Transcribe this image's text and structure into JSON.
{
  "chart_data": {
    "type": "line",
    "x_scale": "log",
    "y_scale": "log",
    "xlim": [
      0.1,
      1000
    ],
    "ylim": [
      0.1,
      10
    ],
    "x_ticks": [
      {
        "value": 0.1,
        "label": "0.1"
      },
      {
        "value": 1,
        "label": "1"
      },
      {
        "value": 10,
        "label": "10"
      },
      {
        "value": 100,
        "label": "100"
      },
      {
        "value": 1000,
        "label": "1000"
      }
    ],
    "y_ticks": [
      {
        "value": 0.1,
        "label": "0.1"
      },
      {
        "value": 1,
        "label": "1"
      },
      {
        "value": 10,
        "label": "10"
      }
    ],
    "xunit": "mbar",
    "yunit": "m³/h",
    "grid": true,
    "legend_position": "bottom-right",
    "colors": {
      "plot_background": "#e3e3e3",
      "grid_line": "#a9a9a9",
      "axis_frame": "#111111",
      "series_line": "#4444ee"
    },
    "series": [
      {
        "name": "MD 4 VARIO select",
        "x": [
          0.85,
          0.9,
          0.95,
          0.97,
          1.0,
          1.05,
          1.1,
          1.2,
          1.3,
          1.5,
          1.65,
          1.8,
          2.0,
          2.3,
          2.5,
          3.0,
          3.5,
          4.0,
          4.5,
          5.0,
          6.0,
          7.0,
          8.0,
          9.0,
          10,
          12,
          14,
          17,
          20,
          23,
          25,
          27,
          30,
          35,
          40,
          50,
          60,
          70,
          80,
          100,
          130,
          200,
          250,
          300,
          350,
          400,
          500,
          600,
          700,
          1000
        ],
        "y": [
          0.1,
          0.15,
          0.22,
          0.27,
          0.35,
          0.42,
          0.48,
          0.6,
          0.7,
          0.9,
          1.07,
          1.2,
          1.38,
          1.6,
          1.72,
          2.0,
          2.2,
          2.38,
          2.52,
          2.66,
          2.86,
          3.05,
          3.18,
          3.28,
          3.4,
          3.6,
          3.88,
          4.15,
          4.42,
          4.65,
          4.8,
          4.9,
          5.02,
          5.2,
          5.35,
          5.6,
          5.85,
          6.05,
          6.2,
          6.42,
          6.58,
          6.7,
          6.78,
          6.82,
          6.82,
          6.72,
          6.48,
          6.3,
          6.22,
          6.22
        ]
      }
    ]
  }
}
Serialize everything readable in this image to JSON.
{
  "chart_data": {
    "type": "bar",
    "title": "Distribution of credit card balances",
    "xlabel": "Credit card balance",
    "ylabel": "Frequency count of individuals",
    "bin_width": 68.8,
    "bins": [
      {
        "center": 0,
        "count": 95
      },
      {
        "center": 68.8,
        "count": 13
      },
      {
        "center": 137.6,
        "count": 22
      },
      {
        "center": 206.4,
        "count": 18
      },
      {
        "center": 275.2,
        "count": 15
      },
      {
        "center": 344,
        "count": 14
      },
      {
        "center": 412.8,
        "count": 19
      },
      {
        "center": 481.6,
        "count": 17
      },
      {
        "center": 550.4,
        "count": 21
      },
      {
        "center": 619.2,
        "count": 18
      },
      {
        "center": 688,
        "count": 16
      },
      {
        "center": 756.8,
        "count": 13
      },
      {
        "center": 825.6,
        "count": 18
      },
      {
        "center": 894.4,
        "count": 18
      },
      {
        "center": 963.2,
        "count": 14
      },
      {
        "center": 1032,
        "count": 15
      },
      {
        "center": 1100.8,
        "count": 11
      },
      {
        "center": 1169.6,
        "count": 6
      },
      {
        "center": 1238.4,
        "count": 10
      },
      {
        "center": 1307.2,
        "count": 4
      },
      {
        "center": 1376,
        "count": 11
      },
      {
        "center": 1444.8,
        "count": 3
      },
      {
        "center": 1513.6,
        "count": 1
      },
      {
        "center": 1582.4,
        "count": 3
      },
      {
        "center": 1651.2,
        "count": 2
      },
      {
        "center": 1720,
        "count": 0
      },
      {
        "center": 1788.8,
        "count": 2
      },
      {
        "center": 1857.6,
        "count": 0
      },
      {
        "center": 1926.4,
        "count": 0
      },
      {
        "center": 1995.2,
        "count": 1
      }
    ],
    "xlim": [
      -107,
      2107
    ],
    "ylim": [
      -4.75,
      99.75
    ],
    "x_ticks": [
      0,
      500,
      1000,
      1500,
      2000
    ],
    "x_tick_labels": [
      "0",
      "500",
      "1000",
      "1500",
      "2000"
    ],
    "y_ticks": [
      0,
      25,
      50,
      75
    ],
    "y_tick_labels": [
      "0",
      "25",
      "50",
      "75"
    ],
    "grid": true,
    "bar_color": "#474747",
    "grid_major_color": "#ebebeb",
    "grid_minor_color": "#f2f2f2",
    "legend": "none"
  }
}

**WRITTEN INSTRUCTION**. Repeat the material above in full, keeping every word.

**EXERCISE RESULT**.
Transcribe this image's text and structure into JSON.
{
  "chart_data": {
    "type": "line",
    "x_scale": "log",
    "y_scale": "log",
    "xlim": [
      0.1,
      1000
    ],
    "ylim": [
      0.1,
      10
    ],
    "x_ticks": [
      {
        "value": 0.1,
        "label": "0.1"
      },
      {
        "value": 1,
        "label": "1"
      },
      {
        "value": 10,
        "label": "10"
      },
      {
        "value": 100,
        "label": "100"
      },
      {
        "value": 1000,
        "label": "1000"
      }
    ],
    "y_ticks": [
      {
        "value": 0.1,
        "label": "0.1"
      },
      {
        "value": 1,
        "label": "1"
      },
      {
        "value": 10,
        "label": "10"
      }
    ],
    "xunit": "mbar",
    "yunit": "m³/h",
    "grid": true,
    "legend_position": "bottom-right",
    "colors": {
      "plot_background": "#e3e3e3",
      "grid_line": "#a9a9a9",
      "axis_frame": "#111111",
      "series_line": "#4444ee"
    },
    "series": [
      {
        "name": "MD 4 VARIO select",
        "x": [
          0.85,
          0.9,
          0.95,
          0.97,
          1.0,
          1.05,
          1.1,
          1.2,
          1.3,
          1.5,
          1.65,
          1.8,
          2.0,
          2.3,
          2.5,
          3.0,
          3.5,
          4.0,
          4.5,
          5.0,
          6.0,
          7.0,
          8.0,
          9.0,
          10,
          12,
          14,
          17,
          20,
          23,
          25,
          27,
          30,
          35,
          40,
          50,
          60,
          70,
          80,
          100,
          130,
          200,
          250,
          300,
          350,
          400,
          500,
          600,
          700,
          1000
        ],
        "y": [
          0.1,
          0.15,
          0.22,
          0.27,
          0.35,
          0.42,
          0.48,
          0.6,
          0.7,
          0.9,
          1.07,
          1.2,
          1.38,
          1.6,
          1.72,
          2.0,
          2.2,
          2.38,
          2.52,
          2.66,
          2.86,
          3.05,
          3.18,
          3.28,
          3.4,
          3.6,
          3.88,
          4.15,
          4.42,
          4.65,
          4.8,
          4.9,
          5.02,
          5.2,
          5.35,
          5.6,
          5.85,
          6.05,
          6.2,
          6.42,
          6.58,
          6.7,
          6.78,
          6.82,
          6.82,
          6.72,
          6.48,
          6.3,
          6.22,
          6.22
        ]
      }
    ]
  }
}
Serialize everything readable in this image to JSON.
{
  "chart_data": {
    "type": "bar",
    "title": "Distribution of credit card balances",
    "xlabel": "Credit card balance",
    "ylabel": "Frequency count of individuals",
    "bin_width": 68.8,
    "bins": [
      {
        "center": 0,
        "count": 95
      },
      {
        "center": 68.8,
        "count": 13
      },
      {
        "center": 137.6,
        "count": 22
      },
      {
        "center": 206.4,
        "count": 18
      },
      {
        "center": 275.2,
        "count": 15
      },
      {
        "center": 344,
        "count": 14
      },
      {
        "center": 412.8,
        "count": 19
      },
      {
        "center": 481.6,
        "count": 17
      },
      {
        "center": 550.4,
        "count": 21
      },
      {
        "center": 619.2,
        "count": 18
      },
      {
        "center": 688,
        "count": 16
      },
      {
        "center": 756.8,
        "count": 13
      },
      {
        "center": 825.6,
        "count": 18
      },
      {
        "center": 894.4,
        "count": 18
      },
      {
        "center": 963.2,
        "count": 14
      },
      {
        "center": 1032,
        "count": 15
      },
      {
        "center": 1100.8,
        "count": 11
      },
      {
        "center": 1169.6,
        "count": 6
      },
      {
        "center": 1238.4,
        "count": 10
      },
      {
        "center": 1307.2,
        "count": 4
      },
      {
        "center": 1376,
        "count": 11
      },
      {
        "center": 1444.8,
        "count": 3
      },
      {
        "center": 1513.6,
        "count": 1
      },
      {
        "center": 1582.4,
        "count": 3
      },
      {
        "center": 1651.2,
        "count": 2
      },
      {
        "center": 1720,
        "count": 0
      },
      {
        "center": 1788.8,
        "count": 2
      },
      {
        "center": 1857.6,
        "count": 0
      },
      {
        "center": 1926.4,
        "count": 0
      },
      {
        "center": 1995.2,
        "count": 1
      }
    ],
    "xlim": [
      -107,
      2107
    ],
    "ylim": [
      -4.75,
      99.75
    ],
    "x_ticks": [
      0,
      500,
      1000,
      1500,
      2000
    ],
    "x_tick_labels": [
      "0",
      "500",
      "1000",
      "1500",
      "2000"
    ],
    "y_ticks": [
      0,
      25,
      50,
      75
    ],
    "y_tick_labels": [
      "0",
      "25",
      "50",
      "75"
    ],
    "grid": true,
    "bar_color": "#474747",
    "grid_major_color": "#ebebeb",
    "grid_minor_color": "#f2f2f2",
    "legend": "none"
  }
}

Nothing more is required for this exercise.